- RAW DATA
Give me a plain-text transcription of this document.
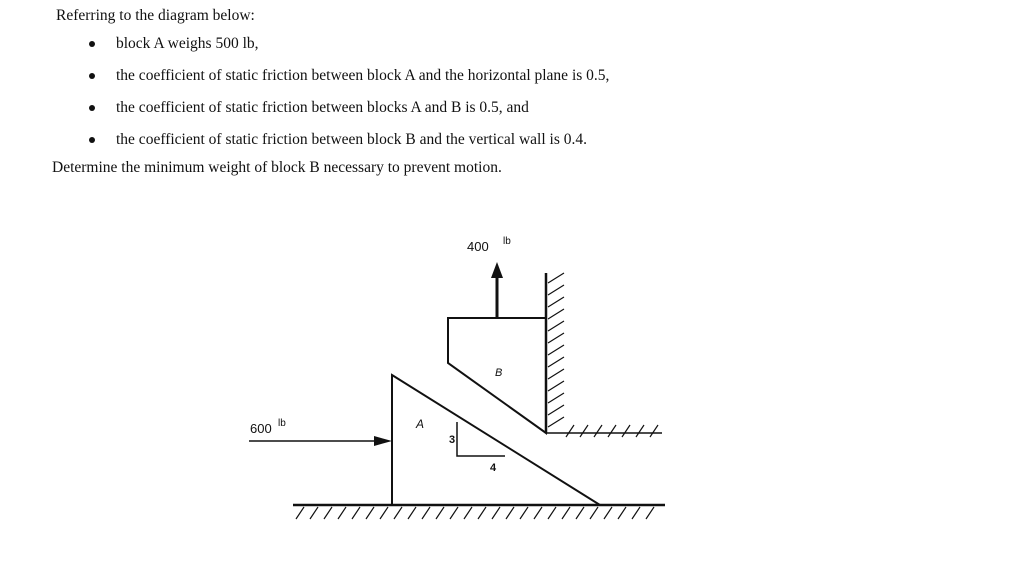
Referring to the diagram below:

block A weighs 500 lb,
the coefficient of static friction between block A and the horizontal plane is 0.5,
the coefficient of static friction between blocks A and B is 0.5, and
the coefficient of static friction between block B and the vertical wall is 0.4.

Determine the minimum weight of block B necessary to prevent motion.

3
4
A
B
400 lb
600 lb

- WHAT YOU NEED TO DO
Make an exact reproduction of the listing above, without any pictures.

- THE OUTPUT
Give me a plain-text transcription of this document.
Referring to the diagram below:

block A weighs 500 lb,
the coefficient of static friction between block A and the horizontal plane is 0.5,
the coefficient of static friction between blocks A and B is 0.5, and
the coefficient of static friction between block B and the vertical wall is 0.4.

Determine the minimum weight of block B necessary to prevent motion.

3
4
A
B
400 lb
600 lb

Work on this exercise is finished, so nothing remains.